Stated exercise: Can you copy out the data exactly? Leave the images out.

════════════════

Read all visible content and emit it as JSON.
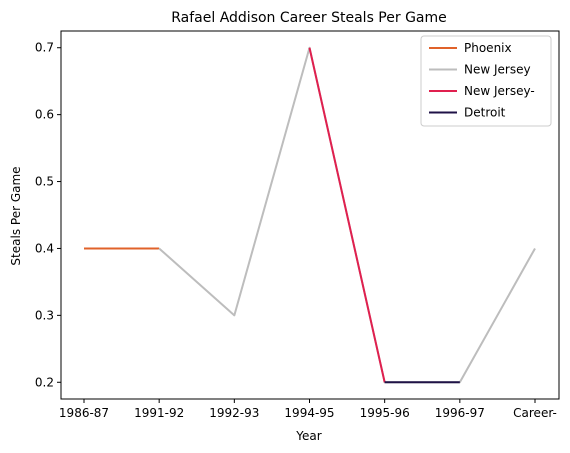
{
  "chart_data": {
    "type": "line",
    "title": "Rafael Addison Career Steals Per Game",
    "xlabel": "Year",
    "ylabel": "Steals Per Game",
    "categories": [
      "1986-87",
      "1991-92",
      "1992-93",
      "1994-95",
      "1995-96",
      "1996-97",
      "Career-"
    ],
    "y_ticks": [
      0.2,
      0.3,
      0.4,
      0.5,
      0.6,
      0.7
    ],
    "y_tick_labels": [
      "0.2",
      "0.3",
      "0.4",
      "0.5",
      "0.6",
      "0.7"
    ],
    "ylim": [
      0.175,
      0.725
    ],
    "grid": false,
    "legend_position": "top-right",
    "series": [
      {
        "name": "Phoenix",
        "color": "#e0622a",
        "x": [
          "1986-87",
          "1991-92"
        ],
        "values": [
          0.4,
          0.4
        ]
      },
      {
        "name": "New Jersey",
        "color": "#bdbdbd",
        "x": [
          "1991-92",
          "1992-93",
          "1994-95",
          "1995-96",
          "1996-97",
          "Career-"
        ],
        "values": [
          0.4,
          0.3,
          0.7,
          0.2,
          0.2,
          0.4
        ]
      },
      {
        "name": "New Jersey-",
        "color": "#e0204f",
        "x": [
          "1994-95",
          "1995-96"
        ],
        "values": [
          0.7,
          0.2
        ]
      },
      {
        "name": "Detroit",
        "color": "#1f1247",
        "x": [
          "1995-96",
          "1996-97"
        ],
        "values": [
          0.2,
          0.2
        ]
      }
    ]
  }
}
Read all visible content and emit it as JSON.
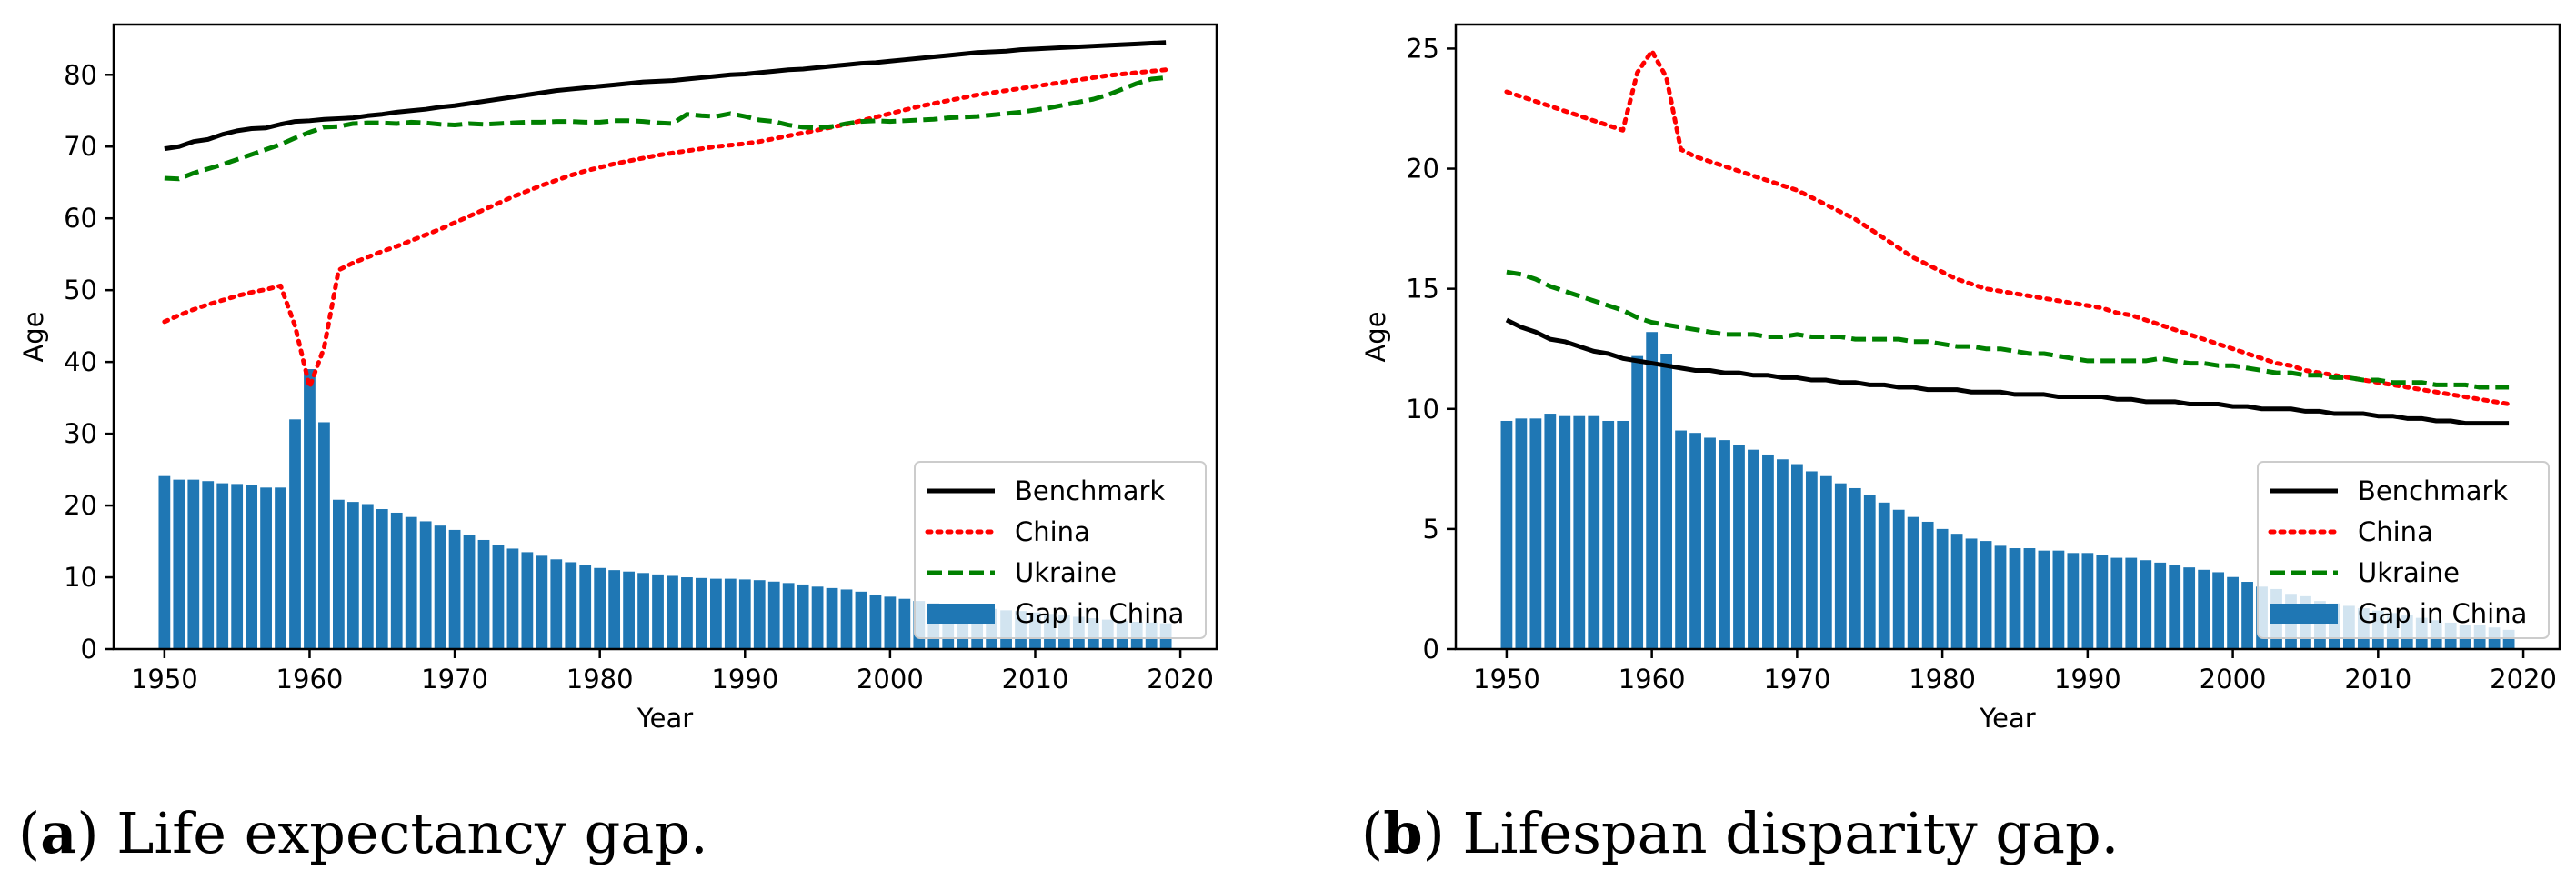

════════════════

Exercise solution:
Read all visible content and emit it as JSON.
{
  "chart_data": {
    "type": "line",
    "title": "Rafael Addison Career Steals Per Game",
    "xlabel": "Year",
    "ylabel": "Steals Per Game",
    "categories": [
      "1986-87",
      "1991-92",
      "1992-93",
      "1994-95",
      "1995-96",
      "1996-97",
      "Career-"
    ],
    "y_ticks": [
      0.2,
      0.3,
      0.4,
      0.5,
      0.6,
      0.7
    ],
    "y_tick_labels": [
      "0.2",
      "0.3",
      "0.4",
      "0.5",
      "0.6",
      "0.7"
    ],
    "ylim": [
      0.175,
      0.725
    ],
    "grid": false,
    "legend_position": "top-right",
    "series": [
      {
        "name": "Phoenix",
        "color": "#e0622a",
        "x": [
          "1986-87",
          "1991-92"
        ],
        "values": [
          0.4,
          0.4
        ]
      },
      {
        "name": "New Jersey",
        "color": "#bdbdbd",
        "x": [
          "1991-92",
          "1992-93",
          "1994-95",
          "1995-96",
          "1996-97",
          "Career-"
        ],
        "values": [
          0.4,
          0.3,
          0.7,
          0.2,
          0.2,
          0.4
        ]
      },
      {
        "name": "New Jersey-",
        "color": "#e0204f",
        "x": [
          "1994-95",
          "1995-96"
        ],
        "values": [
          0.7,
          0.2
        ]
      },
      {
        "name": "Detroit",
        "color": "#1f1247",
        "x": [
          "1995-96",
          "1996-97"
        ],
        "values": [
          0.2,
          0.2
        ]
      }
    ]
  }
}
Read all visible content and emit it as JSON.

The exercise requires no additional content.